==== INFORMATION SHOWN

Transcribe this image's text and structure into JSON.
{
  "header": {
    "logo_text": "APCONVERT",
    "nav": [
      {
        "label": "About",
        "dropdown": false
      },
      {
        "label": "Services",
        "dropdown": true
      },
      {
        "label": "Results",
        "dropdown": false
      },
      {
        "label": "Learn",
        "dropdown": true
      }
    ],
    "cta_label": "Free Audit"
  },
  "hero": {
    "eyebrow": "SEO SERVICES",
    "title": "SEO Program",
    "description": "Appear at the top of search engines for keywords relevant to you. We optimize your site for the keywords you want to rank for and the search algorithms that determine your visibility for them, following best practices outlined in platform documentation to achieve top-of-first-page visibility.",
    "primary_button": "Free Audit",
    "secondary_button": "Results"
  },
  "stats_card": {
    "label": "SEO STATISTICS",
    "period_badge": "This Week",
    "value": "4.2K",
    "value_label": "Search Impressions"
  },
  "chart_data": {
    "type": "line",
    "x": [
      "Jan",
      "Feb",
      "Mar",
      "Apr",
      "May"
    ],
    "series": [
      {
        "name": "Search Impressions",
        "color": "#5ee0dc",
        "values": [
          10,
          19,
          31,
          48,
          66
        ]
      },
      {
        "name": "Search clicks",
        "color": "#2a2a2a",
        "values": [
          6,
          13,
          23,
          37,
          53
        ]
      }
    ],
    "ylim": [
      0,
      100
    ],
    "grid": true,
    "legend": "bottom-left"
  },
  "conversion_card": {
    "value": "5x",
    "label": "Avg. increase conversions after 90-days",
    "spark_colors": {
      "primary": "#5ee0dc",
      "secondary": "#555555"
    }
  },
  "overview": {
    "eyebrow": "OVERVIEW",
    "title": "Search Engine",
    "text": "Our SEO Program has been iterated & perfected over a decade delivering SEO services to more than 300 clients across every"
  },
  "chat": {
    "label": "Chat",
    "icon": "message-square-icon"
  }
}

========

WHAT IS REQUIRED ::
Repeat the records above exactly, from the first line to the last.

RESPONSE TO THE TASK ::
Transcribe this image's text and structure into JSON.
{
  "header": {
    "logo_text": "APCONVERT",
    "nav": [
      {
        "label": "About",
        "dropdown": false
      },
      {
        "label": "Services",
        "dropdown": true
      },
      {
        "label": "Results",
        "dropdown": false
      },
      {
        "label": "Learn",
        "dropdown": true
      }
    ],
    "cta_label": "Free Audit"
  },
  "hero": {
    "eyebrow": "SEO SERVICES",
    "title": "SEO Program",
    "description": "Appear at the top of search engines for keywords relevant to you. We optimize your site for the keywords you want to rank for and the search algorithms that determine your visibility for them, following best practices outlined in platform documentation to achieve top-of-first-page visibility.",
    "primary_button": "Free Audit",
    "secondary_button": "Results"
  },
  "stats_card": {
    "label": "SEO STATISTICS",
    "period_badge": "This Week",
    "value": "4.2K",
    "value_label": "Search Impressions"
  },
  "chart_data": {
    "type": "line",
    "x": [
      "Jan",
      "Feb",
      "Mar",
      "Apr",
      "May"
    ],
    "series": [
      {
        "name": "Search Impressions",
        "color": "#5ee0dc",
        "values": [
          10,
          19,
          31,
          48,
          66
        ]
      },
      {
        "name": "Search clicks",
        "color": "#2a2a2a",
        "values": [
          6,
          13,
          23,
          37,
          53
        ]
      }
    ],
    "ylim": [
      0,
      100
    ],
    "grid": true,
    "legend": "bottom-left"
  },
  "conversion_card": {
    "value": "5x",
    "label": "Avg. increase conversions after 90-days",
    "spark_colors": {
      "primary": "#5ee0dc",
      "secondary": "#555555"
    }
  },
  "overview": {
    "eyebrow": "OVERVIEW",
    "title": "Search Engine",
    "text": "Our SEO Program has been iterated & perfected over a decade delivering SEO services to more than 300 clients across every"
  },
  "chat": {
    "label": "Chat",
    "icon": "message-square-icon"
  }
}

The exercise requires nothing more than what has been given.